== Work required ==
Please write out exactly the lines that begin at the line containing "Convert this screenshot" and run to the end of the records.

** begin Data in this exercise **

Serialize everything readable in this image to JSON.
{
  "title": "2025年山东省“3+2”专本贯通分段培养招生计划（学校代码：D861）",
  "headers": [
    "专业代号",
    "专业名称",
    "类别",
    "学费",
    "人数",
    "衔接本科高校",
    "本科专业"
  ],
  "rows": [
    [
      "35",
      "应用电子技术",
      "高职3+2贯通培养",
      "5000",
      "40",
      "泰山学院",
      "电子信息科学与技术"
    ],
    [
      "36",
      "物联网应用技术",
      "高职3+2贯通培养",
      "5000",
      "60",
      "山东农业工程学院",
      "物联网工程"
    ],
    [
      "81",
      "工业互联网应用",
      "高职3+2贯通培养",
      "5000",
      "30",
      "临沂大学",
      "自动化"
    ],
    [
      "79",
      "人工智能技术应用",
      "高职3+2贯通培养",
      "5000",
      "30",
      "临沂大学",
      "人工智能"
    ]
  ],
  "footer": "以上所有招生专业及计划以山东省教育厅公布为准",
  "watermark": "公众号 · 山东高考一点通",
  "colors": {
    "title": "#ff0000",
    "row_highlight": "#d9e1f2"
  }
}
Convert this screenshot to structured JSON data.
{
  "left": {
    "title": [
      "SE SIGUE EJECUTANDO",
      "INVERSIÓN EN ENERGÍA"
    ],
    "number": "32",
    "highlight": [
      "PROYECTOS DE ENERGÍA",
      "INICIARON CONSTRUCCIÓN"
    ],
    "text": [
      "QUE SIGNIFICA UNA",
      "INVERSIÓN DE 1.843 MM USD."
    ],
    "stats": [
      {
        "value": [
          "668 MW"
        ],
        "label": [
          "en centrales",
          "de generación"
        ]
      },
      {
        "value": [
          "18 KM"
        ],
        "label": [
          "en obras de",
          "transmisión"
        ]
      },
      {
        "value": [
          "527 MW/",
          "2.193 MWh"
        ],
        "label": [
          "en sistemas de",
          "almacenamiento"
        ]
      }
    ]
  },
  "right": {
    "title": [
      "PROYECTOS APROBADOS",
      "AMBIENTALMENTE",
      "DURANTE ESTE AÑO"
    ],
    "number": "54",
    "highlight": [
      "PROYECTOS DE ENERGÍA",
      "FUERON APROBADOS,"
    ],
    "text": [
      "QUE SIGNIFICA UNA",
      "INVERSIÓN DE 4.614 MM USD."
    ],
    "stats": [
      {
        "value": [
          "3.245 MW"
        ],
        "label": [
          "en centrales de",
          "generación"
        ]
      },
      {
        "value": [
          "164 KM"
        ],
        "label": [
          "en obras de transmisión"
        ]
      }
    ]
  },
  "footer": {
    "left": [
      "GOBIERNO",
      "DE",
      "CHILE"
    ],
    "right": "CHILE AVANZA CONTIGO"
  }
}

** end Data in this exercise **

== Task result ==
Convert this screenshot to structured JSON data.
{
  "left": {
    "title": [
      "SE SIGUE EJECUTANDO",
      "INVERSIÓN EN ENERGÍA"
    ],
    "number": "32",
    "highlight": [
      "PROYECTOS DE ENERGÍA",
      "INICIARON CONSTRUCCIÓN"
    ],
    "text": [
      "QUE SIGNIFICA UNA",
      "INVERSIÓN DE 1.843 MM USD."
    ],
    "stats": [
      {
        "value": [
          "668 MW"
        ],
        "label": [
          "en centrales",
          "de generación"
        ]
      },
      {
        "value": [
          "18 KM"
        ],
        "label": [
          "en obras de",
          "transmisión"
        ]
      },
      {
        "value": [
          "527 MW/",
          "2.193 MWh"
        ],
        "label": [
          "en sistemas de",
          "almacenamiento"
        ]
      }
    ]
  },
  "right": {
    "title": [
      "PROYECTOS APROBADOS",
      "AMBIENTALMENTE",
      "DURANTE ESTE AÑO"
    ],
    "number": "54",
    "highlight": [
      "PROYECTOS DE ENERGÍA",
      "FUERON APROBADOS,"
    ],
    "text": [
      "QUE SIGNIFICA UNA",
      "INVERSIÓN DE 4.614 MM USD."
    ],
    "stats": [
      {
        "value": [
          "3.245 MW"
        ],
        "label": [
          "en centrales de",
          "generación"
        ]
      },
      {
        "value": [
          "164 KM"
        ],
        "label": [
          "en obras de transmisión"
        ]
      }
    ]
  },
  "footer": {
    "left": [
      "GOBIERNO",
      "DE",
      "CHILE"
    ],
    "right": "CHILE AVANZA CONTIGO"
  }
}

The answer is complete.